◆ **Task brief**:
Filter the records below and copy every line containing the word "brush".

◆ **Data extract**:

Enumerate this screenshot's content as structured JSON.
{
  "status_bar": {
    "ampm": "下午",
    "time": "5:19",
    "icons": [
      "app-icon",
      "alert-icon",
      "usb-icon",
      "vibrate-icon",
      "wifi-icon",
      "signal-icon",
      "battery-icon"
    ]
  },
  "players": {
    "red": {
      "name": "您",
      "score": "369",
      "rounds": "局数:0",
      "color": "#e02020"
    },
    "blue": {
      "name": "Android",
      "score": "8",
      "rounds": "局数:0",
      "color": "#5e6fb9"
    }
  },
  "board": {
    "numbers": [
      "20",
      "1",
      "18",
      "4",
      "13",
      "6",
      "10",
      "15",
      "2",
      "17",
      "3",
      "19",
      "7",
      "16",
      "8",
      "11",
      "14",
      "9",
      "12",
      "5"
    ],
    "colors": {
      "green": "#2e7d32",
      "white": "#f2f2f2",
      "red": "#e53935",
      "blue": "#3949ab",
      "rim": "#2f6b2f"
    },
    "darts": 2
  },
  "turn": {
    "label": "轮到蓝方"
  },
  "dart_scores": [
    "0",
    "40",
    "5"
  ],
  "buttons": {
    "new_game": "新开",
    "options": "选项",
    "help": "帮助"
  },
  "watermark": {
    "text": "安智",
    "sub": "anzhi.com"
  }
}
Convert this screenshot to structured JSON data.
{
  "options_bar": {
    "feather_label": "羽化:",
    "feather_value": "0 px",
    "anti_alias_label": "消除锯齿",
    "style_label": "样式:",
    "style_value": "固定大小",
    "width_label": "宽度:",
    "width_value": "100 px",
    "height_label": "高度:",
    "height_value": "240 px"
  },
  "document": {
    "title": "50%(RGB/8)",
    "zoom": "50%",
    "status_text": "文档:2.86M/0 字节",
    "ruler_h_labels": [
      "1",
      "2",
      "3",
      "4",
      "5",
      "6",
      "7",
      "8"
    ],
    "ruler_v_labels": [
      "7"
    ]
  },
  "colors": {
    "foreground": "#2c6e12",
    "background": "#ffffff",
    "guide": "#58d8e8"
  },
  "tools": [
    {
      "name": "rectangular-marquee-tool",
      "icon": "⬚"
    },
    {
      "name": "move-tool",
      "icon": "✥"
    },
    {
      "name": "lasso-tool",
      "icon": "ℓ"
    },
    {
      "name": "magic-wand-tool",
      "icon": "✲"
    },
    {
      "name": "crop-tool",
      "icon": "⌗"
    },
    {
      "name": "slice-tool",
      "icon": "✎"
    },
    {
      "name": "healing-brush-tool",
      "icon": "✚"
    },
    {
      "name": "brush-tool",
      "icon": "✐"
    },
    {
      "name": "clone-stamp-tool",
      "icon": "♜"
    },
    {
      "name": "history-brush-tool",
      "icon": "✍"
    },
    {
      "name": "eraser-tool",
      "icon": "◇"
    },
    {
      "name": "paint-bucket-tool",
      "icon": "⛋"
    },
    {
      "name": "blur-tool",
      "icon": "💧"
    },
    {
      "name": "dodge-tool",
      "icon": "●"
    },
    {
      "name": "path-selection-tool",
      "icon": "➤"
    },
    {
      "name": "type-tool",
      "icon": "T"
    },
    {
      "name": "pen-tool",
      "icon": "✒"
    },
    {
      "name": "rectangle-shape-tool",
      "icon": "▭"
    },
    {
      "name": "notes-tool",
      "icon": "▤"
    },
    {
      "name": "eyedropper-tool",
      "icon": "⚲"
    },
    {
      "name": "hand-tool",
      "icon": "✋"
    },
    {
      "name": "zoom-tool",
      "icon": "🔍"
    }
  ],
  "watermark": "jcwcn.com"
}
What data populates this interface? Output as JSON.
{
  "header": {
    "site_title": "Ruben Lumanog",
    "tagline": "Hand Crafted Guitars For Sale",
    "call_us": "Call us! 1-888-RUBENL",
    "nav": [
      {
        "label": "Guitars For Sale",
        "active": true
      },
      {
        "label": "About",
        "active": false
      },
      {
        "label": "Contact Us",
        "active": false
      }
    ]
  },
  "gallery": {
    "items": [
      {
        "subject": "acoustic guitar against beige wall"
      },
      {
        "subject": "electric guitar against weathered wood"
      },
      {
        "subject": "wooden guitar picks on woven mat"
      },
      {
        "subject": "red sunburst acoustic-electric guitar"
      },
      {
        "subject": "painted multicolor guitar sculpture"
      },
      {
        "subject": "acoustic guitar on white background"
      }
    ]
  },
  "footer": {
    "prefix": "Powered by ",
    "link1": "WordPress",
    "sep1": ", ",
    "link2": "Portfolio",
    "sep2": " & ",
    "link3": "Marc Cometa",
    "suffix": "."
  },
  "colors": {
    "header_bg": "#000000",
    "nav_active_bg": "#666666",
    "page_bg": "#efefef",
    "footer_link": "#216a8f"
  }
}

◆ **Exercise response**:
      "name": "healing-brush-tool",
      "name": "brush-tool",
      "name": "history-brush-tool",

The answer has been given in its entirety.